§ **Entries**:
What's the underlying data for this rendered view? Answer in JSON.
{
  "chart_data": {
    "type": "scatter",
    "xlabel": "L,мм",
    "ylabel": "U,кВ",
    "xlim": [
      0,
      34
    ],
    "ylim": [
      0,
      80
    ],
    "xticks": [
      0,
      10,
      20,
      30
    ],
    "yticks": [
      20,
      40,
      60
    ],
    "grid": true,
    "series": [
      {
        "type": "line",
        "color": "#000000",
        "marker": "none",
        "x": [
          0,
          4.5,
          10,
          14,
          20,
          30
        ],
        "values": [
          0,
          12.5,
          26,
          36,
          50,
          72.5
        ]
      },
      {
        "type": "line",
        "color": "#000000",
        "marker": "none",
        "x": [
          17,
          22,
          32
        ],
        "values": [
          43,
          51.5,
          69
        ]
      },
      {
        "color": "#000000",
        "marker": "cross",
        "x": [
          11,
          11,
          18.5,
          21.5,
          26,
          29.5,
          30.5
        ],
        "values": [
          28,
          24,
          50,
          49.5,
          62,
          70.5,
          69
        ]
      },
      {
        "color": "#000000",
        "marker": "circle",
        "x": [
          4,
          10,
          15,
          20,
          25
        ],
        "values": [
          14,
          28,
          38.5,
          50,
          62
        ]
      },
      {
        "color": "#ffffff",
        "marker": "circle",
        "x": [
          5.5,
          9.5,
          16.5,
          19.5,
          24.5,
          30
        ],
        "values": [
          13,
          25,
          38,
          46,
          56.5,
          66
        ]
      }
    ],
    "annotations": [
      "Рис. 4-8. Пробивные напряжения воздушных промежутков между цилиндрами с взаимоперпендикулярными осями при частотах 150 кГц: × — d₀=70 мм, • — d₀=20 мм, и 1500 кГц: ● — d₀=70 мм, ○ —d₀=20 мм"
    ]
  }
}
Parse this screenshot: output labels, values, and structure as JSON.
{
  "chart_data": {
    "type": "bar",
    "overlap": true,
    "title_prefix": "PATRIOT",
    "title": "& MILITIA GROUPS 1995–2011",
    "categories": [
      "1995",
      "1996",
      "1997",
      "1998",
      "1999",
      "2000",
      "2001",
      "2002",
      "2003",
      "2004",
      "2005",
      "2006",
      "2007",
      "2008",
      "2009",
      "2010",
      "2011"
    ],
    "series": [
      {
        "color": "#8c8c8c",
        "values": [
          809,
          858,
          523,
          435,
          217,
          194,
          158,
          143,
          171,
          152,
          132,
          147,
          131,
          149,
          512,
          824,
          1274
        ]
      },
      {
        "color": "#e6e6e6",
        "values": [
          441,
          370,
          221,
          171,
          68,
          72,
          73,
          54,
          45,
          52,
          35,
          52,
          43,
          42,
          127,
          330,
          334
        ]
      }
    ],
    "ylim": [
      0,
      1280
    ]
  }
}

§ **Work to complete**: Repeat the listing above without any change.

§ **Solved exercise**:
What's the underlying data for this rendered view? Answer in JSON.
{
  "chart_data": {
    "type": "scatter",
    "xlabel": "L,мм",
    "ylabel": "U,кВ",
    "xlim": [
      0,
      34
    ],
    "ylim": [
      0,
      80
    ],
    "xticks": [
      0,
      10,
      20,
      30
    ],
    "yticks": [
      20,
      40,
      60
    ],
    "grid": true,
    "series": [
      {
        "type": "line",
        "color": "#000000",
        "marker": "none",
        "x": [
          0,
          4.5,
          10,
          14,
          20,
          30
        ],
        "values": [
          0,
          12.5,
          26,
          36,
          50,
          72.5
        ]
      },
      {
        "type": "line",
        "color": "#000000",
        "marker": "none",
        "x": [
          17,
          22,
          32
        ],
        "values": [
          43,
          51.5,
          69
        ]
      },
      {
        "color": "#000000",
        "marker": "cross",
        "x": [
          11,
          11,
          18.5,
          21.5,
          26,
          29.5,
          30.5
        ],
        "values": [
          28,
          24,
          50,
          49.5,
          62,
          70.5,
          69
        ]
      },
      {
        "color": "#000000",
        "marker": "circle",
        "x": [
          4,
          10,
          15,
          20,
          25
        ],
        "values": [
          14,
          28,
          38.5,
          50,
          62
        ]
      },
      {
        "color": "#ffffff",
        "marker": "circle",
        "x": [
          5.5,
          9.5,
          16.5,
          19.5,
          24.5,
          30
        ],
        "values": [
          13,
          25,
          38,
          46,
          56.5,
          66
        ]
      }
    ],
    "annotations": [
      "Рис. 4-8. Пробивные напряжения воздушных промежутков между цилиндрами с взаимоперпендикулярными осями при частотах 150 кГц: × — d₀=70 мм, • — d₀=20 мм, и 1500 кГц: ● — d₀=70 мм, ○ —d₀=20 мм"
    ]
  }
}
Parse this screenshot: output labels, values, and structure as JSON.
{
  "chart_data": {
    "type": "bar",
    "overlap": true,
    "title_prefix": "PATRIOT",
    "title": "& MILITIA GROUPS 1995–2011",
    "categories": [
      "1995",
      "1996",
      "1997",
      "1998",
      "1999",
      "2000",
      "2001",
      "2002",
      "2003",
      "2004",
      "2005",
      "2006",
      "2007",
      "2008",
      "2009",
      "2010",
      "2011"
    ],
    "series": [
      {
        "color": "#8c8c8c",
        "values": [
          809,
          858,
          523,
          435,
          217,
          194,
          158,
          143,
          171,
          152,
          132,
          147,
          131,
          149,
          512,
          824,
          1274
        ]
      },
      {
        "color": "#e6e6e6",
        "values": [
          441,
          370,
          221,
          171,
          68,
          72,
          73,
          54,
          45,
          52,
          35,
          52,
          43,
          42,
          127,
          330,
          334
        ]
      }
    ],
    "ylim": [
      0,
      1280
    ]
  }
}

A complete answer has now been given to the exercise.